- WORK TO DO
Show every line that has the string "CONSULTING" in it.

** START SUPPLIED DATA **

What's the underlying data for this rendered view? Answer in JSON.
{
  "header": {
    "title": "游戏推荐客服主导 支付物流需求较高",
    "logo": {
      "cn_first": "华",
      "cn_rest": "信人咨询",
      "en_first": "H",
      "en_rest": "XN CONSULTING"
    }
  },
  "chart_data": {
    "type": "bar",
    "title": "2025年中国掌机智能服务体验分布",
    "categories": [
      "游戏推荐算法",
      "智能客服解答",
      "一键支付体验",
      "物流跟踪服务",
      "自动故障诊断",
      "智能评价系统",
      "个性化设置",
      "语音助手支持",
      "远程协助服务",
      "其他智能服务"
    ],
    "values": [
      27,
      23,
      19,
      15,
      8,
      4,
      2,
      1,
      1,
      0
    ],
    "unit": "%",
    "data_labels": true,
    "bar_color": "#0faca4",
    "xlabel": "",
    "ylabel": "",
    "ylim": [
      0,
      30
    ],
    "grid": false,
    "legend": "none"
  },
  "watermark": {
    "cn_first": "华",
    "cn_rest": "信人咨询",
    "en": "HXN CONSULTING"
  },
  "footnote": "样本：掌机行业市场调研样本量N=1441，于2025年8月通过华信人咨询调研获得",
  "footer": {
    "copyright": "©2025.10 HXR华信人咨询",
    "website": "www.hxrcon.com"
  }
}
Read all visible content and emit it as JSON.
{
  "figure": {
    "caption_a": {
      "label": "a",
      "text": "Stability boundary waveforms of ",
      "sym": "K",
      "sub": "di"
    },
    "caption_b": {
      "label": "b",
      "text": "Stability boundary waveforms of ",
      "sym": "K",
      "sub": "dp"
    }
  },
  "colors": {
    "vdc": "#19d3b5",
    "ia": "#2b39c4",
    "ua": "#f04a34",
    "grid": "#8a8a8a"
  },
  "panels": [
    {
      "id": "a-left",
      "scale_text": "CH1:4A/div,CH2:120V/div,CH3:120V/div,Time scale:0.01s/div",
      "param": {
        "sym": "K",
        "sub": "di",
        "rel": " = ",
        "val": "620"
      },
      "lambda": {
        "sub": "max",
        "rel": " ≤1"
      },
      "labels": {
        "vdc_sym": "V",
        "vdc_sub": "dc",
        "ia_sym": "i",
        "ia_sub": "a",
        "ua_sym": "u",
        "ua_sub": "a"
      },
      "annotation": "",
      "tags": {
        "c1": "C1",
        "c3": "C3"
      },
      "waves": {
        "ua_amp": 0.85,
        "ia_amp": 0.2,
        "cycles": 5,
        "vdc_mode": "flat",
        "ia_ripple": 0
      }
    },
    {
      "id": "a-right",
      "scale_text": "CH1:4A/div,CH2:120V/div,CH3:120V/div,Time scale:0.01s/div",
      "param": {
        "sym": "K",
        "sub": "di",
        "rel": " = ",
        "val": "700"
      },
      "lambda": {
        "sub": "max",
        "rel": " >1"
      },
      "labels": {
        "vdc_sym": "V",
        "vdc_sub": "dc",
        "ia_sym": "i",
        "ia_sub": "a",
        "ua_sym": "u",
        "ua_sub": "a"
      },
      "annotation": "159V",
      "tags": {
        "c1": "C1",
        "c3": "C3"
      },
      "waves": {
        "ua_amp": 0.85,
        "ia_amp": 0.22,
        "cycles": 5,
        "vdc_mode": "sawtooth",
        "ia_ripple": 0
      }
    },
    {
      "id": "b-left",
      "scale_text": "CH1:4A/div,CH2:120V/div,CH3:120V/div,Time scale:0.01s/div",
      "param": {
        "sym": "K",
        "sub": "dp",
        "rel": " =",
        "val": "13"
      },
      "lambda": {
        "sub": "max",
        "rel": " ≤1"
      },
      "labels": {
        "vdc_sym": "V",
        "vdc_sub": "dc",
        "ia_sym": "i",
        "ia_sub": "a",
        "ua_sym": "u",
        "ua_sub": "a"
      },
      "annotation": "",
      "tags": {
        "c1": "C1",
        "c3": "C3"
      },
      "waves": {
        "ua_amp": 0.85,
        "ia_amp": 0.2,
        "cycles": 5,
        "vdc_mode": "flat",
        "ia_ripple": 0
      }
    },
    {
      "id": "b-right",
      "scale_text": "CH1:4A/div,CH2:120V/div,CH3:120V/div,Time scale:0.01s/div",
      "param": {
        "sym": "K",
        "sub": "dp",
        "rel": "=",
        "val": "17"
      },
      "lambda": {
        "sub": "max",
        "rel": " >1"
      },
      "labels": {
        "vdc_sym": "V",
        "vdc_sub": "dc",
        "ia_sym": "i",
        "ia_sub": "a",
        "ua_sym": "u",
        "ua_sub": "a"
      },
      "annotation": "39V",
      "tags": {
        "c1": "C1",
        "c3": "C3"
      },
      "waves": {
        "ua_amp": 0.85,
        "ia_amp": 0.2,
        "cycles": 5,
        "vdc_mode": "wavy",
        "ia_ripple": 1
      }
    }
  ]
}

** END SUPPLIED DATA **

- SOLUTION TO THIS EXERCISE
      "en_rest": "XN CONSULTING"
    "en": "HXN CONSULTING"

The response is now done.